## START Entries supplied

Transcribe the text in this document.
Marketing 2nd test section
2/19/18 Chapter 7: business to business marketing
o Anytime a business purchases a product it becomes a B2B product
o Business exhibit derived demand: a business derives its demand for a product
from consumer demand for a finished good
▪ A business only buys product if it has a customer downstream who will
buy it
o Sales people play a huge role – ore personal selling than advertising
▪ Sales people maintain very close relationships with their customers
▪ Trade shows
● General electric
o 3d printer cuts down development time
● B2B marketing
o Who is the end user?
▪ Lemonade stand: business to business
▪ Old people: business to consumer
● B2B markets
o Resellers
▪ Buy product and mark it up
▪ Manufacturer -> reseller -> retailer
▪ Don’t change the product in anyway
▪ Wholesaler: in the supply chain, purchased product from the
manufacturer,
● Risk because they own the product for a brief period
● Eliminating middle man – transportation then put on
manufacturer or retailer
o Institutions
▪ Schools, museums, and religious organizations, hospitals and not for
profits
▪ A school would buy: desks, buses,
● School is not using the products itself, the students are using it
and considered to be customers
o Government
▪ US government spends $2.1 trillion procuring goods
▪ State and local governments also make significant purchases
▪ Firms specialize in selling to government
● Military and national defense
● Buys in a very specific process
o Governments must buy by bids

## END Entries supplied

§ Given exercise
Reproduce the complete set of lines precisely as supplied.

§ Full solution
Transcribe the text in this document.
Marketing 2nd test section
2/19/18 Chapter 7: business to business marketing
o Anytime a business purchases a product it becomes a B2B product
o Business exhibit derived demand: a business derives its demand for a product
from consumer demand for a finished good
▪ A business only buys product if it has a customer downstream who will
buy it
o Sales people play a huge role – ore personal selling than advertising
▪ Sales people maintain very close relationships with their customers
▪ Trade shows
● General electric
o 3d printer cuts down development time
● B2B marketing
o Who is the end user?
▪ Lemonade stand: business to business
▪ Old people: business to consumer
● B2B markets
o Resellers
▪ Buy product and mark it up
▪ Manufacturer -> reseller -> retailer
▪ Don’t change the product in anyway
▪ Wholesaler: in the supply chain, purchased product from the
manufacturer,
● Risk because they own the product for a brief period
● Eliminating middle man – transportation then put on
manufacturer or retailer
o Institutions
▪ Schools, museums, and religious organizations, hospitals and not for
profits
▪ A school would buy: desks, buses,
● School is not using the products itself, the students are using it
and considered to be customers
o Government
▪ US government spends $2.1 trillion procuring goods
▪ State and local governments also make significant purchases
▪ Firms specialize in selling to government
● Military and national defense
● Buys in a very specific process
o Governments must buy by bids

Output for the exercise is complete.